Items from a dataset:
....
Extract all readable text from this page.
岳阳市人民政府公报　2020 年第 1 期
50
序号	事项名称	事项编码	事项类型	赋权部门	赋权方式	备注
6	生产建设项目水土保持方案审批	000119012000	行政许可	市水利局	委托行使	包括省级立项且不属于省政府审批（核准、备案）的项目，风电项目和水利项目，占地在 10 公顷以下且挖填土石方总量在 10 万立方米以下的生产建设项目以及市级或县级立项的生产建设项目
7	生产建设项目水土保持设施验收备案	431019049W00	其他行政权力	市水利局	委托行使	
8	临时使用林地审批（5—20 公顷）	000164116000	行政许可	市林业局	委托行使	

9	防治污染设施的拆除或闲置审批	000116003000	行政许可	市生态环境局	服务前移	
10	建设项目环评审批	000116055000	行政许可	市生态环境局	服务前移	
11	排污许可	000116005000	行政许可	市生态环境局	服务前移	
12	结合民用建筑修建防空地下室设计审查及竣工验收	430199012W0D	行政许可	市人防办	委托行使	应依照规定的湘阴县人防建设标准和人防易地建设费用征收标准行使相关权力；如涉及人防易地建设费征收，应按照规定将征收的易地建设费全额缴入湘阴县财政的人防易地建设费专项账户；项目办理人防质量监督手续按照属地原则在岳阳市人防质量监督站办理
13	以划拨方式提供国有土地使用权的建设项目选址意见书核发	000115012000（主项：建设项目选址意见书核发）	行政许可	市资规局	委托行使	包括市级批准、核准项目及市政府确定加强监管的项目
....
Send back every record, precisely as written.

# RESULT FOR THIS EXERCISE:
Extract all readable text from this page.
岳阳市人民政府公报　2020 年第 1 期
50
序号	事项名称	事项编码	事项类型	赋权部门	赋权方式	备注
6	生产建设项目水土保持方案审批	000119012000	行政许可	市水利局	委托行使	包括省级立项且不属于省政府审批（核准、备案）的项目，风电项目和水利项目，占地在 10 公顷以下且挖填土石方总量在 10 万立方米以下的生产建设项目以及市级或县级立项的生产建设项目
7	生产建设项目水土保持设施验收备案	431019049W00	其他行政权力	市水利局	委托行使	
8	临时使用林地审批（5—20 公顷）	000164116000	行政许可	市林业局	委托行使	

9	防治污染设施的拆除或闲置审批	000116003000	行政许可	市生态环境局	服务前移	
10	建设项目环评审批	000116055000	行政许可	市生态环境局	服务前移	
11	排污许可	000116005000	行政许可	市生态环境局	服务前移	
12	结合民用建筑修建防空地下室设计审查及竣工验收	430199012W0D	行政许可	市人防办	委托行使	应依照规定的湘阴县人防建设标准和人防易地建设费用征收标准行使相关权力；如涉及人防易地建设费征收，应按照规定将征收的易地建设费全额缴入湘阴县财政的人防易地建设费专项账户；项目办理人防质量监督手续按照属地原则在岳阳市人防质量监督站办理
13	以划拨方式提供国有土地使用权的建设项目选址意见书核发	000115012000（主项：建设项目选址意见书核发）	行政许可	市资规局	委托行使	包括市级批准、核准项目及市政府确定加强监管的项目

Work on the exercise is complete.